→ Aim
Gather from the material every line that contains the string "utilizado".

[Lines of data]

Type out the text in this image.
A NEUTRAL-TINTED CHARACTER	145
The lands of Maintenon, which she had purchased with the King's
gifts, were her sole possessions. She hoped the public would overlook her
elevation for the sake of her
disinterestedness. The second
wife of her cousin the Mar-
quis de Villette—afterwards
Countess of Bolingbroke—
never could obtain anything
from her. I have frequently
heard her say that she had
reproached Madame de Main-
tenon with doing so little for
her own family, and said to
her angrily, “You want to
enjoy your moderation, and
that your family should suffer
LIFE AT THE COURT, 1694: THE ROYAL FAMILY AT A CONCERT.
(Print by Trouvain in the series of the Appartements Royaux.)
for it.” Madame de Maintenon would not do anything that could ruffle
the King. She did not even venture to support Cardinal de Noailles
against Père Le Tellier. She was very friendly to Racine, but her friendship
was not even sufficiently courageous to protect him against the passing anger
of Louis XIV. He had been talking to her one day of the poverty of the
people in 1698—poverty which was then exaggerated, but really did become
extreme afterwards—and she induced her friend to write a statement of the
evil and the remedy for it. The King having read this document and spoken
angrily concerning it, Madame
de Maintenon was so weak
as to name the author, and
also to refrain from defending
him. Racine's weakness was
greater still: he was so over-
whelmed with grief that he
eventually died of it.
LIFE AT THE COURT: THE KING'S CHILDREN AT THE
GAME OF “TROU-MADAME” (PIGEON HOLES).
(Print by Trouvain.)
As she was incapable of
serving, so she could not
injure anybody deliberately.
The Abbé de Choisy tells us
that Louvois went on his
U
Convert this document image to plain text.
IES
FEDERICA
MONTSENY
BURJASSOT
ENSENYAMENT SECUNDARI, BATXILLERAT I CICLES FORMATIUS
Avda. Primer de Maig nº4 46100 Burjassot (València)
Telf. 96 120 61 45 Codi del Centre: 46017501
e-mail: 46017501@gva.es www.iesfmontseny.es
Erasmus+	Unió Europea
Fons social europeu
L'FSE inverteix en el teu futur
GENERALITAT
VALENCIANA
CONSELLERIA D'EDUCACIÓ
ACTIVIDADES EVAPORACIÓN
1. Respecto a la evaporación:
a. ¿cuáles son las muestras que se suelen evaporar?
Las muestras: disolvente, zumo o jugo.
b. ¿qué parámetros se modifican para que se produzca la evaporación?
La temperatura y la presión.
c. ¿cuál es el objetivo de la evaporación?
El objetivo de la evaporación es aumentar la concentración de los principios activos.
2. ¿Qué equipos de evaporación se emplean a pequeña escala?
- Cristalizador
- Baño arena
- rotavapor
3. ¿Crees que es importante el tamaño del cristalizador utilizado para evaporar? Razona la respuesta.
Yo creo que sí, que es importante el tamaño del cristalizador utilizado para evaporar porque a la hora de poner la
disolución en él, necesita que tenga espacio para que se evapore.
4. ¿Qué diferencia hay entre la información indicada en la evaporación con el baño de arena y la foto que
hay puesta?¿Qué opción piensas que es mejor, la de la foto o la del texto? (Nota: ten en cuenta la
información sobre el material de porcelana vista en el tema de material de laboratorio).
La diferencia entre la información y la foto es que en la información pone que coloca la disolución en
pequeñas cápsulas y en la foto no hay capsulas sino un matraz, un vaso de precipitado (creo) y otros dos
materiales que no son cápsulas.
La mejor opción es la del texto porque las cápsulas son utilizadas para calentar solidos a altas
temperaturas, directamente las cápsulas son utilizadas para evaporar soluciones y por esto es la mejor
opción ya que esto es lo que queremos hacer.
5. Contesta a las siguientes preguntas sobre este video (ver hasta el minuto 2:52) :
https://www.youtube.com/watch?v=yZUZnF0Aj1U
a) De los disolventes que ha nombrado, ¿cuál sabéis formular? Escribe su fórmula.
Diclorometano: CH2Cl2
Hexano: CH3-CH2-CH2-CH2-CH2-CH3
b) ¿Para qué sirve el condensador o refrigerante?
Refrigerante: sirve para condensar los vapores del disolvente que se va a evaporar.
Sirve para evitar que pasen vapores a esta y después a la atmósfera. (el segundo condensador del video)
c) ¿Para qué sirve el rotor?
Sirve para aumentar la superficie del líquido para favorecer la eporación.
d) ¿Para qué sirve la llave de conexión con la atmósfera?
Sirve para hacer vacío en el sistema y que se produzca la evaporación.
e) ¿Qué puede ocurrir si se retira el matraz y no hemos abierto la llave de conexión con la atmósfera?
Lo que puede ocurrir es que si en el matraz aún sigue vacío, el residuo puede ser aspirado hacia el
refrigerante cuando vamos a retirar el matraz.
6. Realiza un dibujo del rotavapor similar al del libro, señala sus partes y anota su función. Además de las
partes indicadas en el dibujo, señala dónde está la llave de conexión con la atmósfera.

→ Complete response
3. ¿Crees que es importante el tamaño del cristalizador utilizado para evaporar? Razona la respuesta.
Yo creo que sí, que es importante el tamaño del cristalizador utilizado para evaporar porque a la hora de poner la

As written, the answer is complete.